READING PASSAGE.
%%

My name is Carmen.
I am an investor at Samaipata. I lead the UK office.
Basically Samaipata is a pre-seed seed-stage VC fund, investing only in
marketplaces and digital brands. We’re thematic by business model,
and we only invest in marketplaces and digital brands. If you think about it,
there are two reasons. One is that we need to build expertise if
we want to add value. But ultimately as
an investment thesis it’s because we invest in defensibility.
We believe that defensibility is the main driver of long-term value. Now in marketplaces,
defensibility can be made up of mainly three modes how we look at it.
One is network effects, and there are very different ways to
classify a network effect. But basically, the very basic idea is that
when a new user joins, the value that the service or product that
the company is providing to the new and existing users increases.
And that’s absolutely the key driver of defensibility for us.
You could even say that we actually invest in network effects, not even marketplaces
only. Now, another way to assess defensibility is to look at the power of
the brand. We really believe that the emotional connection that you establish
with your customer is a barrier of entry, it’s a very strong barrier of entry.
You need to create that community, that sense of belonging to be defensible
against competitors. And third, last but not least,
is switching cost. So because the more you’ve used our platform our product,
the more personalized it is, the better is the UX. It’s just you,
kind of, create barriers for your people to leave. On defensibility,
it’s very important to understand that we look at it from the demand and the supply
side, not just the demand. You need to build a defensible supply,
especially if you are a service marketplace, right?
Because without that supply, you cannot provide an experience.
We don’t like models where your supply is only defensible based on cash,
like it happens, for example, in Uber. Because if you have a better-funded
competitor, they will steal away your supply. With no supply,
no experience, and if you want to compete and get the supply, the issue you’re going
to have is your unit economics might stop working. So you need to build a
defensible supply. It’s absolutely key. Now also the second factor that we look
at on top of defensibility would be scalability. And again,
that comes back to demand and supply as well. So scalability takes
different answers, but first of all, is your total addressable market on the
demand side big enough, and is there enough depth of supply? Like,
can you build a business big enough with the supply that you’re going to need?
And how are you going to acquire that demand and that supply?
And there we look at the typical, you need economics. And then third,
what are the processes, like onboarding?

%%

REQUIRED WORK.
1) Reproduce the Samaipata talk word for word, starting at the words "You could even" and stopping after "barrier of entry.".
2) Write the next part of the Samaipata talk, picking up right after its final sentence.
The material after this point isn't needed.

SUPPLIED INFORMATION.
%%

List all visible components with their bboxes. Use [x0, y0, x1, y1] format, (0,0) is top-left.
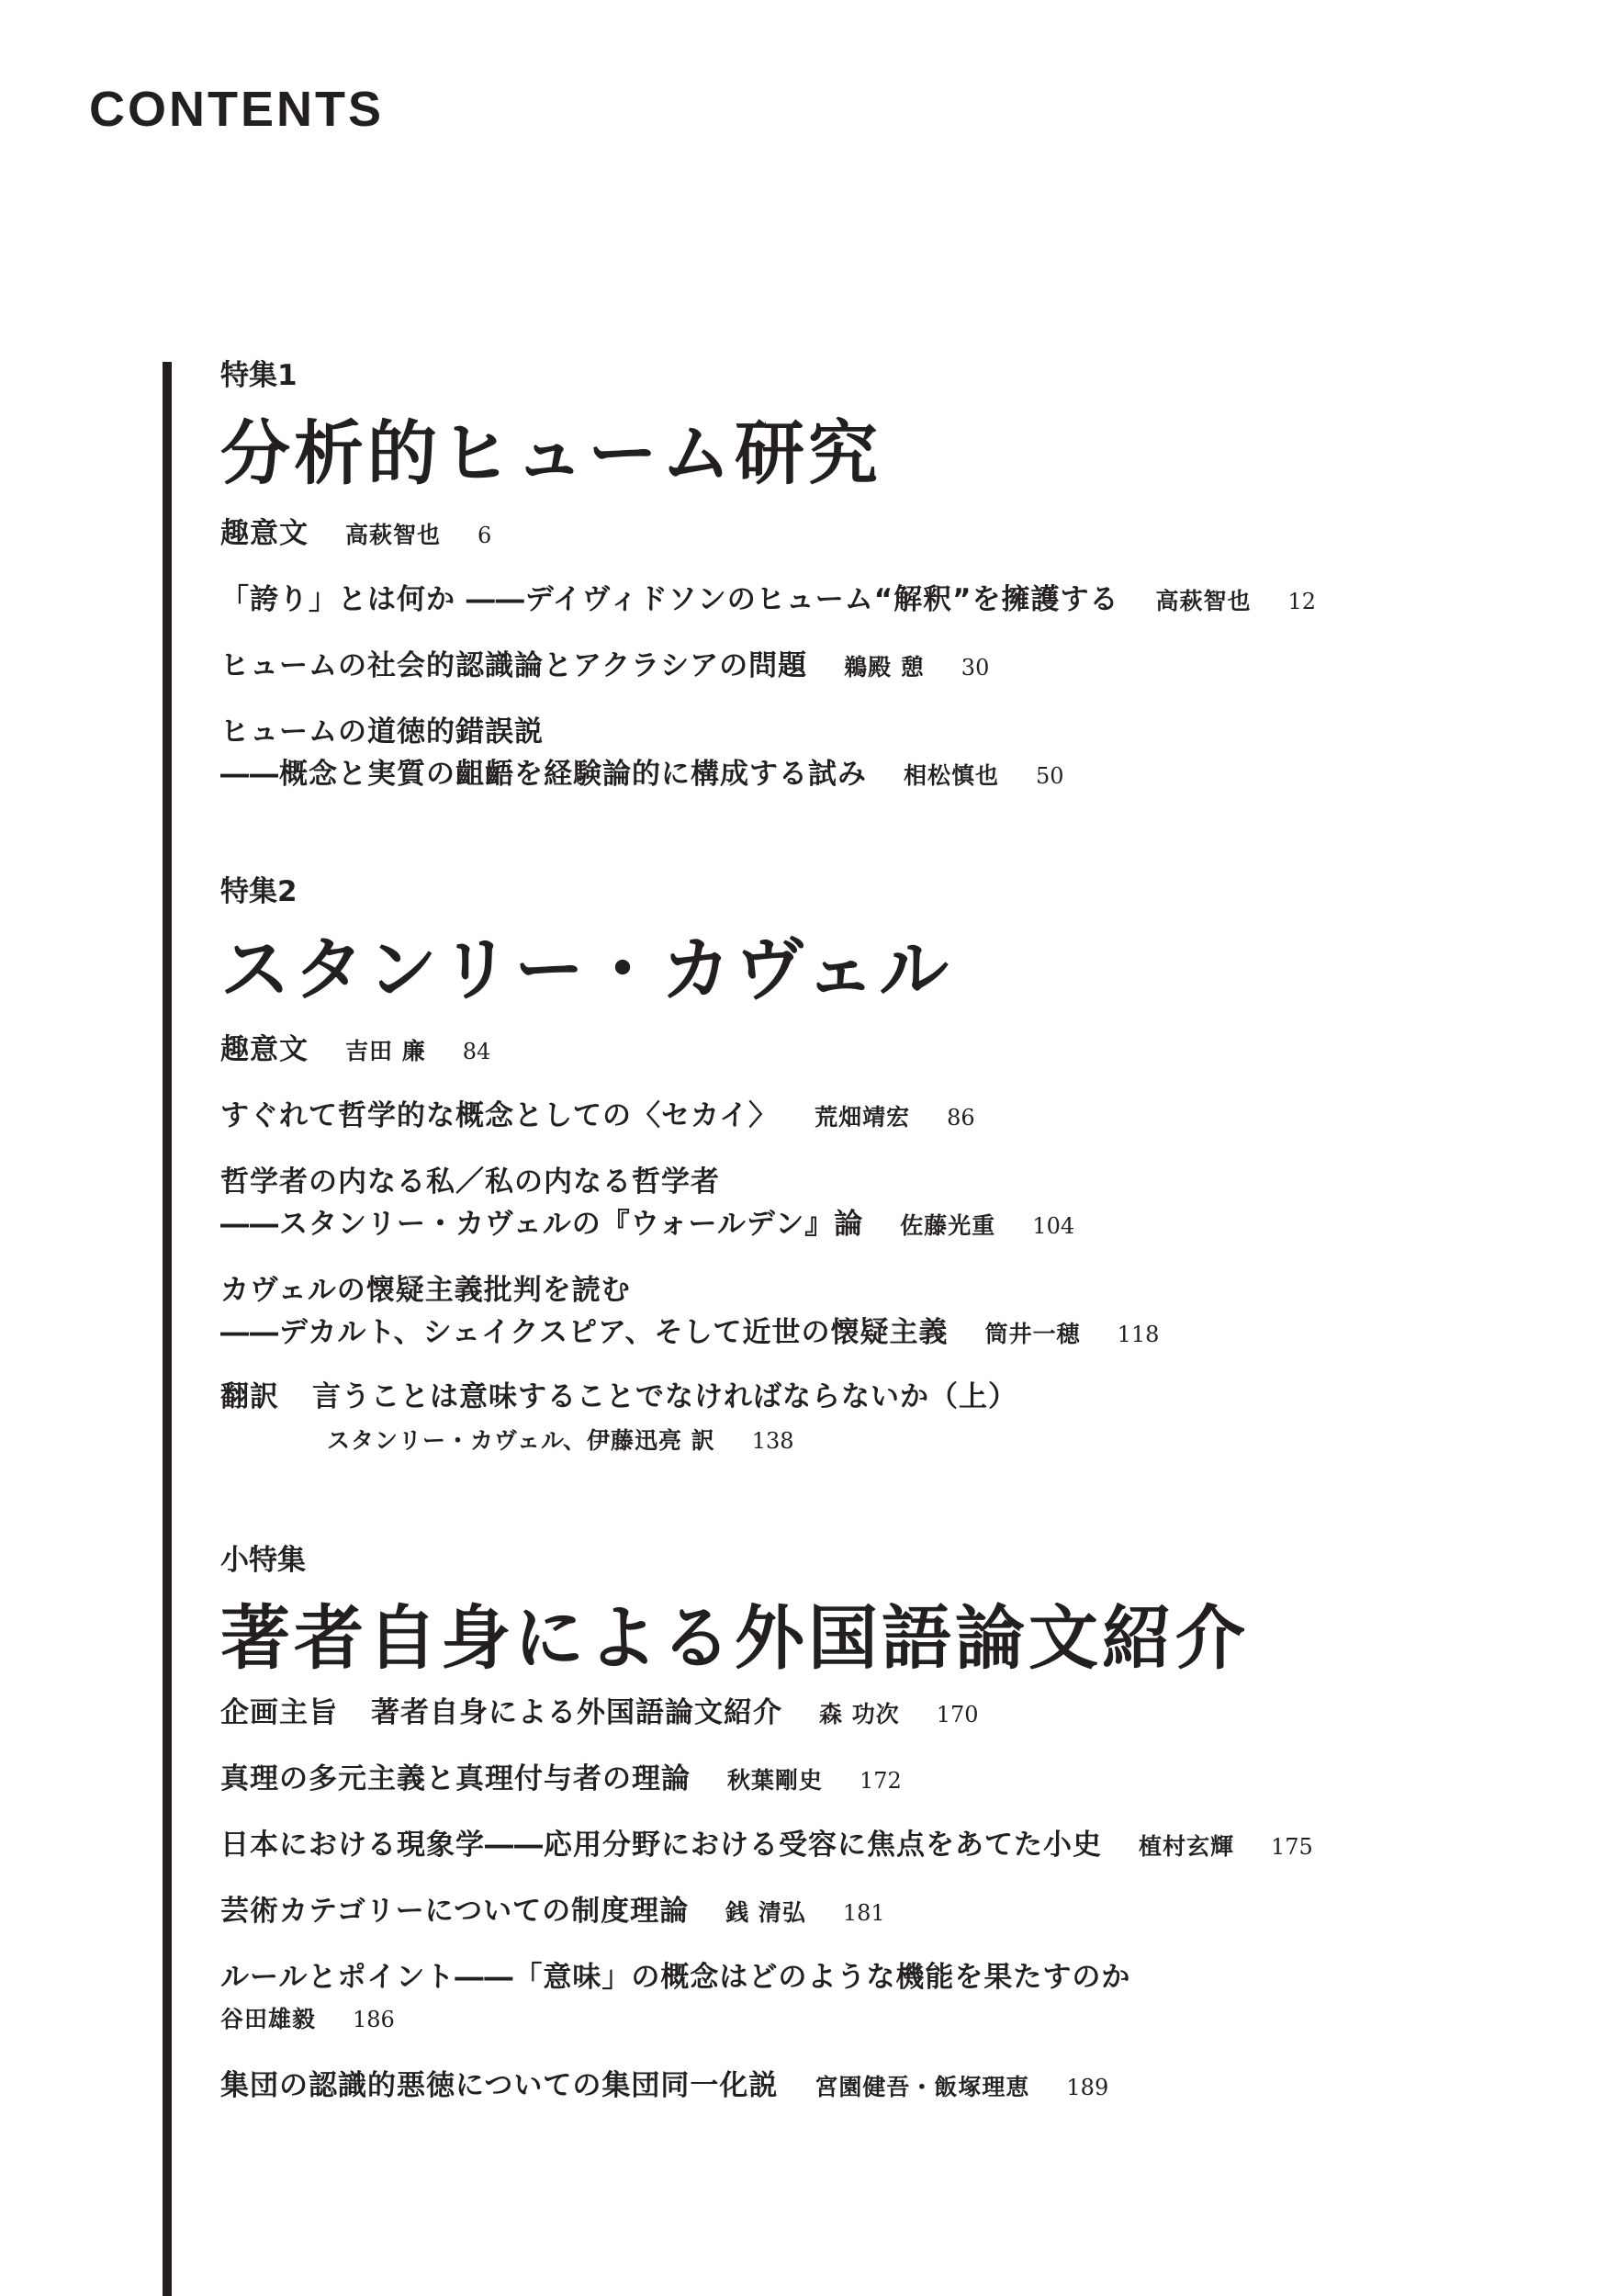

%%

RESULTS FOR THE EXERCISE.
1)
You could even say that we actually invest in network effects, not even marketplaces
only. Now, another way to assess defensibility is to look at the power of
the brand. We really believe that the emotional connection that you establish
with your customer is a barrier of entry, it’s a very strong barrier of entry.

2)
Can you really create a scalable onboarding process that keeps the quality
of the supply in this case, right? So I think scalability is key and another
concern. And then third, and we’re very, very focused on this as investors,
is retention and engagement. I always say, “If they will ask me for one single metric
that I look at, it’s the cohorts.” We look at cohorts both on retention and
engagement. So we look at both the Q, the quantity, and the R, the repetition.
And it’s absolutely fundamental on the supply and on the demand side again.
Also a problem that, especially on-demand and service
marketplaces have is leakage.
Because as soon as the interaction is human,
there’s this temptation from the supply and the demand to take the transaction off
the platform. So we look at cohorts to understand how that’s doing but then we
also try to figure out ways, and many of them are very sector-specific,
that you can add additional value to the supply and the demand
to decentivize that leakage, right? It might be, for example,
in the case of Airbnb, insurance is a great one,
but that doesn’t work for every one. Others create SaaS tools to remove the
admin trouble. So how do you make sure that the transaction happens on the
platform is absolutely key as well. So I think that that would be the key
three: defensibility, scalability, and retention and engagement,
the key three things. It’s a very good question and I’m happy
you asked, because I actually wrote a post about it.
I developed a customer love framework, so to say. I think it’s very interesting
to understand that some people think the brand is something intangible,
and it is intangible but it’s customer behavior,
and ultimately you can measure it. So there are a lot of metrics that you can
look at. So cohorts is an amazing indication.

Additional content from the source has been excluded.